*Your goal*.
Give the number of lines that contain the string "elliniki", and nothing else.

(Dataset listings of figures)
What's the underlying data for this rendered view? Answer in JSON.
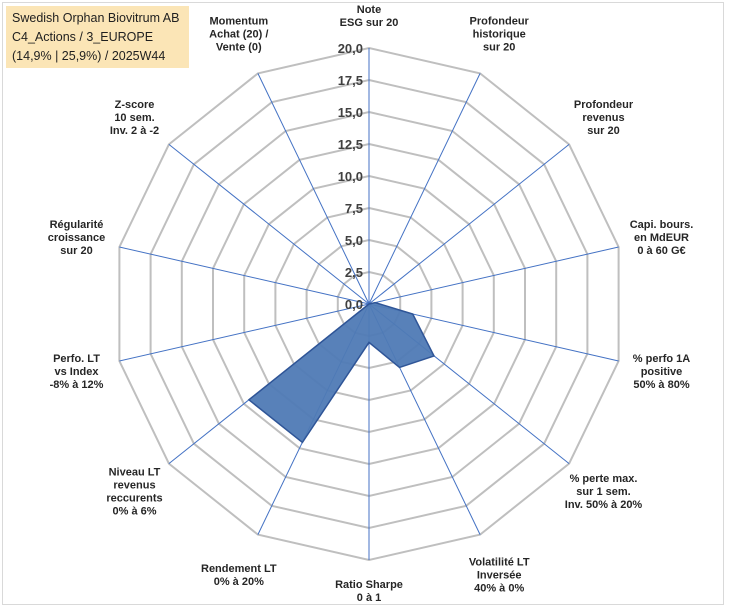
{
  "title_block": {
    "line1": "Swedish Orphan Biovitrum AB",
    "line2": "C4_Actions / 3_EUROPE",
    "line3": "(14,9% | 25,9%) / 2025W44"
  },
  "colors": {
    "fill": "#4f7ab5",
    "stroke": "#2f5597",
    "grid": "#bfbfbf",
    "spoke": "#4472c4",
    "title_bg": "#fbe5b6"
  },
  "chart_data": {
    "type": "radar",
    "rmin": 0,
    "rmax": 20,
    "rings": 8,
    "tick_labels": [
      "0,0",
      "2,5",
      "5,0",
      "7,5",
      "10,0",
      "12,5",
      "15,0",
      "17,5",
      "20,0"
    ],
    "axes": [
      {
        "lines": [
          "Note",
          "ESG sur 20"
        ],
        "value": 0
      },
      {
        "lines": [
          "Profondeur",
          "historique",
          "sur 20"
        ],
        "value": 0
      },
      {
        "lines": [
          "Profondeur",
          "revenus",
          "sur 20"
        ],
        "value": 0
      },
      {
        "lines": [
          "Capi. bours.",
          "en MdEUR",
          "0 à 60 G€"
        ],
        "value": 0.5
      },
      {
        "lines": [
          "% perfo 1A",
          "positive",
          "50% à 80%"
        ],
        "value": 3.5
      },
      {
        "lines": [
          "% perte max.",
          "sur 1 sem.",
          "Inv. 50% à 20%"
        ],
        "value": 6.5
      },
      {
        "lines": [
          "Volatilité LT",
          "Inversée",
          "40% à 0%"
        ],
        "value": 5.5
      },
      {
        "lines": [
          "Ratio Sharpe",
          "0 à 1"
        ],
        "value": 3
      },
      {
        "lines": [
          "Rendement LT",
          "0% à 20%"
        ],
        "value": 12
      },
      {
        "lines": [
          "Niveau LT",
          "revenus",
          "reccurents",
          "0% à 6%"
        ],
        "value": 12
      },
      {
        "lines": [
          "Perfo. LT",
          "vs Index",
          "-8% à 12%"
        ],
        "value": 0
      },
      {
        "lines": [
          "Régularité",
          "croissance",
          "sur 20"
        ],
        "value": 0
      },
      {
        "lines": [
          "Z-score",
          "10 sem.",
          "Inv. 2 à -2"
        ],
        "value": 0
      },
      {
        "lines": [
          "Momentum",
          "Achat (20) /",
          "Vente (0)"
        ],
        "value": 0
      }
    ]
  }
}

--

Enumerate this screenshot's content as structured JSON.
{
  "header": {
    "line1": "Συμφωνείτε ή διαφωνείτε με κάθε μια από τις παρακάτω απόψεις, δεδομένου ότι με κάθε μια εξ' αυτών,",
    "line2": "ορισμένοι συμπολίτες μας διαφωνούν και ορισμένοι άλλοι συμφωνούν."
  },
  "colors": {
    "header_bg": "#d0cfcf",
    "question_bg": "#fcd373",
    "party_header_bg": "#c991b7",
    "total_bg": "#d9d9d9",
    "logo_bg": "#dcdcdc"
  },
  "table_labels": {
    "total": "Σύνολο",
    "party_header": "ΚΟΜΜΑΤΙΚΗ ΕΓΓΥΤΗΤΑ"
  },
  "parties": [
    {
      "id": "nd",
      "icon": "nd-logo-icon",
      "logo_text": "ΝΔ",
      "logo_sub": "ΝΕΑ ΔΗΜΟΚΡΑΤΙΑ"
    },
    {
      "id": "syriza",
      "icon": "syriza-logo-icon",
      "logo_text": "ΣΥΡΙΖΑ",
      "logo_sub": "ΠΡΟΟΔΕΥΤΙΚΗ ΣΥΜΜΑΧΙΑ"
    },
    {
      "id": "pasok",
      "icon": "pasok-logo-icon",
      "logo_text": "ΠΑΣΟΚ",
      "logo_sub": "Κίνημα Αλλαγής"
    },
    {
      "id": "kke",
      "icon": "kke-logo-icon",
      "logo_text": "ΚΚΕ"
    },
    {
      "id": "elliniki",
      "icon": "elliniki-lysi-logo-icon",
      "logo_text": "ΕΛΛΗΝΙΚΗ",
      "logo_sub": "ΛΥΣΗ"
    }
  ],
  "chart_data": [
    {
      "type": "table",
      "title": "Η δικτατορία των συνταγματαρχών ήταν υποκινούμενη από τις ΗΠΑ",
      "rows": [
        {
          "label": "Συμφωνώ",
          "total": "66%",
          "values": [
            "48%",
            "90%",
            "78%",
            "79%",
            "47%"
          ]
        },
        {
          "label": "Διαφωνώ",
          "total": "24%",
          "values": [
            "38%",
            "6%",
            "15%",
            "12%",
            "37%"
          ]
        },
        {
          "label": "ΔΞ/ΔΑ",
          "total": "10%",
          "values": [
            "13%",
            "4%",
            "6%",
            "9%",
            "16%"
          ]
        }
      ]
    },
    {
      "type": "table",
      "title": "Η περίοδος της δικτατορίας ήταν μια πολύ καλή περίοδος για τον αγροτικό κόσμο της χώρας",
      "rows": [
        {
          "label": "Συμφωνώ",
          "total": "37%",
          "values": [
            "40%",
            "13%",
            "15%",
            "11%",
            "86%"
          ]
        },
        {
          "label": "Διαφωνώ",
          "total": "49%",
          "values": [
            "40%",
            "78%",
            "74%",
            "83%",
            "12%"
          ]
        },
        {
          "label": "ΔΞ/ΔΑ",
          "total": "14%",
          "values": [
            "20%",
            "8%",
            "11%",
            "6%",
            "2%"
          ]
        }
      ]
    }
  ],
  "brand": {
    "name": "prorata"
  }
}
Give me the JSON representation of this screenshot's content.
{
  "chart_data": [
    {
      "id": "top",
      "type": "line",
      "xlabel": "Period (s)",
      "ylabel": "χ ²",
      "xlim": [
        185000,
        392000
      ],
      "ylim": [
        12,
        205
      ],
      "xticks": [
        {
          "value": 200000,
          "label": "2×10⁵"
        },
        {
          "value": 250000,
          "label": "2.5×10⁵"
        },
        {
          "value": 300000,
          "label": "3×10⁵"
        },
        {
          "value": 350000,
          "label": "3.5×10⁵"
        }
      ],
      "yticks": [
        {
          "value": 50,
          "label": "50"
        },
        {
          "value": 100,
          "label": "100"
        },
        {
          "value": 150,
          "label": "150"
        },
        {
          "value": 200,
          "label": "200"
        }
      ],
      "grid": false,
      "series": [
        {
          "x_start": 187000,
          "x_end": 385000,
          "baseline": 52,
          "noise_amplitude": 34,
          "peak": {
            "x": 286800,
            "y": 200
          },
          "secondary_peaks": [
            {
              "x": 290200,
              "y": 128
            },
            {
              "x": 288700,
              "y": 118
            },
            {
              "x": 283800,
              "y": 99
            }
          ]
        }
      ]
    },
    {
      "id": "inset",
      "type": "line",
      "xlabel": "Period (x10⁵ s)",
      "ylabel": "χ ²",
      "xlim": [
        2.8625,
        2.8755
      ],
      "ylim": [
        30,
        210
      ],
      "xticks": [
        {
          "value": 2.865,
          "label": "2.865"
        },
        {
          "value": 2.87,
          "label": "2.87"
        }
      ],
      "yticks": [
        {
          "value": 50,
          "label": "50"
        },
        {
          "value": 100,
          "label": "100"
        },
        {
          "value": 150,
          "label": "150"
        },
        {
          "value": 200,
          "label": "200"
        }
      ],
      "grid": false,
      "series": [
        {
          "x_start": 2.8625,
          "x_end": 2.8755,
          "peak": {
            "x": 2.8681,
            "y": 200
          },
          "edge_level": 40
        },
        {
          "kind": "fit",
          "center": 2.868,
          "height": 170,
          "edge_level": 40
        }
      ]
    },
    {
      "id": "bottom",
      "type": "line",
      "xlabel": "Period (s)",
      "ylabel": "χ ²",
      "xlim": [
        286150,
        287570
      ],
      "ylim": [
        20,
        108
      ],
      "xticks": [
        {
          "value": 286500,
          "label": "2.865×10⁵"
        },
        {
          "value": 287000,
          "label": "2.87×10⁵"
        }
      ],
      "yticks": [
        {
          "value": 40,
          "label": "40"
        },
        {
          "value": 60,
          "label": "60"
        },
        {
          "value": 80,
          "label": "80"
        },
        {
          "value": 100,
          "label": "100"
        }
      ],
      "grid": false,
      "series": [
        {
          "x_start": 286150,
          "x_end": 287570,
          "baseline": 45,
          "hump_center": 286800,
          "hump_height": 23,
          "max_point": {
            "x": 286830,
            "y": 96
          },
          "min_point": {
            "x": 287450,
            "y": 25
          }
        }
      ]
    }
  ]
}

---

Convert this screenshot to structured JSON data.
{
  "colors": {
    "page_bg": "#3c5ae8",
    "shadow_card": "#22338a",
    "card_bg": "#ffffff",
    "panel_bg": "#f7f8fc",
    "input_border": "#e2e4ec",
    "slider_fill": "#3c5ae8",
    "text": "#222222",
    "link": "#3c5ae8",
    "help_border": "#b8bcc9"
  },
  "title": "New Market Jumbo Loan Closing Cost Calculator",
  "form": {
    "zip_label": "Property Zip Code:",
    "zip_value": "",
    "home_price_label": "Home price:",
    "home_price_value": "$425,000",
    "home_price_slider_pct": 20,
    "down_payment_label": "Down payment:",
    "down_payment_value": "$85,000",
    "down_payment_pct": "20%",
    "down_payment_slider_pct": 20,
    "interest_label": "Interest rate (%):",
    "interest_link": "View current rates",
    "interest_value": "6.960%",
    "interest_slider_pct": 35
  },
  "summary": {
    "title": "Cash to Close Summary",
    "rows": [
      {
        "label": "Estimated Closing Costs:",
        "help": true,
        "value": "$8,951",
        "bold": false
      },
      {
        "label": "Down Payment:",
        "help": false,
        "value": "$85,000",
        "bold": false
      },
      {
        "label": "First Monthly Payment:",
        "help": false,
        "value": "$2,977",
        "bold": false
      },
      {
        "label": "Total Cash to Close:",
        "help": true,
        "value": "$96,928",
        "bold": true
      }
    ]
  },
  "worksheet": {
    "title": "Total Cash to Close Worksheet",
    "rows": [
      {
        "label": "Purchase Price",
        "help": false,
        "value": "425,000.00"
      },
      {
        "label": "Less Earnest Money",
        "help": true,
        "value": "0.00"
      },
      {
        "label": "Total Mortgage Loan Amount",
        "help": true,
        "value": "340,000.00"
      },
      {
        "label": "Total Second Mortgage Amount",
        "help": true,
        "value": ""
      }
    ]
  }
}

*Problem solution*.
2